Records:
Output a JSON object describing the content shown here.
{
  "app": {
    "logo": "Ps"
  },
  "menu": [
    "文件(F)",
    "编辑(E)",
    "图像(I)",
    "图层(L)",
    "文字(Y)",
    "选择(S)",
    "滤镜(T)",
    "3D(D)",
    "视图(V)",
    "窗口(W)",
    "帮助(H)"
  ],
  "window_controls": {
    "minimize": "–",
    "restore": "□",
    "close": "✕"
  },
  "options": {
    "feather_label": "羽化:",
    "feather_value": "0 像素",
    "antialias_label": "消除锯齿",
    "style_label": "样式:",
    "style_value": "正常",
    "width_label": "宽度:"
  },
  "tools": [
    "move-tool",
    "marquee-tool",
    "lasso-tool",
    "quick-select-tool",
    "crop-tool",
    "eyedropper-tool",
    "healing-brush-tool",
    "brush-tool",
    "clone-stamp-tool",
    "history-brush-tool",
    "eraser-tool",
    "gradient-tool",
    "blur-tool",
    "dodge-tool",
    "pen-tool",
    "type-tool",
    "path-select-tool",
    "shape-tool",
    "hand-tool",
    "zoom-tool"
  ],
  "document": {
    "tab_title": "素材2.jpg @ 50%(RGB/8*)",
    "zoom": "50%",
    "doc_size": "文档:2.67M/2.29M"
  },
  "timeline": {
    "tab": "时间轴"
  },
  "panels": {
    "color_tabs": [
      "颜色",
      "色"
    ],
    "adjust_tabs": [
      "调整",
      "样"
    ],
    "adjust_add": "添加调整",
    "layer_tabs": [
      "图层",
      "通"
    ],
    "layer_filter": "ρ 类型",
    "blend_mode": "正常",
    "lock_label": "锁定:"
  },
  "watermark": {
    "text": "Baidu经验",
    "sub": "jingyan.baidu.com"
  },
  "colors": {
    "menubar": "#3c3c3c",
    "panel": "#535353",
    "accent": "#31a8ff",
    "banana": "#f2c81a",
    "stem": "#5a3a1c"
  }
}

**THE PROBLEM**
Restate each record exactly as written.

**THE ANSWER**
Output a JSON object describing the content shown here.
{
  "app": {
    "logo": "Ps"
  },
  "menu": [
    "文件(F)",
    "编辑(E)",
    "图像(I)",
    "图层(L)",
    "文字(Y)",
    "选择(S)",
    "滤镜(T)",
    "3D(D)",
    "视图(V)",
    "窗口(W)",
    "帮助(H)"
  ],
  "window_controls": {
    "minimize": "–",
    "restore": "□",
    "close": "✕"
  },
  "options": {
    "feather_label": "羽化:",
    "feather_value": "0 像素",
    "antialias_label": "消除锯齿",
    "style_label": "样式:",
    "style_value": "正常",
    "width_label": "宽度:"
  },
  "tools": [
    "move-tool",
    "marquee-tool",
    "lasso-tool",
    "quick-select-tool",
    "crop-tool",
    "eyedropper-tool",
    "healing-brush-tool",
    "brush-tool",
    "clone-stamp-tool",
    "history-brush-tool",
    "eraser-tool",
    "gradient-tool",
    "blur-tool",
    "dodge-tool",
    "pen-tool",
    "type-tool",
    "path-select-tool",
    "shape-tool",
    "hand-tool",
    "zoom-tool"
  ],
  "document": {
    "tab_title": "素材2.jpg @ 50%(RGB/8*)",
    "zoom": "50%",
    "doc_size": "文档:2.67M/2.29M"
  },
  "timeline": {
    "tab": "时间轴"
  },
  "panels": {
    "color_tabs": [
      "颜色",
      "色"
    ],
    "adjust_tabs": [
      "调整",
      "样"
    ],
    "adjust_add": "添加调整",
    "layer_tabs": [
      "图层",
      "通"
    ],
    "layer_filter": "ρ 类型",
    "blend_mode": "正常",
    "lock_label": "锁定:"
  },
  "watermark": {
    "text": "Baidu经验",
    "sub": "jingyan.baidu.com"
  },
  "colors": {
    "menubar": "#3c3c3c",
    "panel": "#535353",
    "accent": "#31a8ff",
    "banana": "#f2c81a",
    "stem": "#5a3a1c"
  }
}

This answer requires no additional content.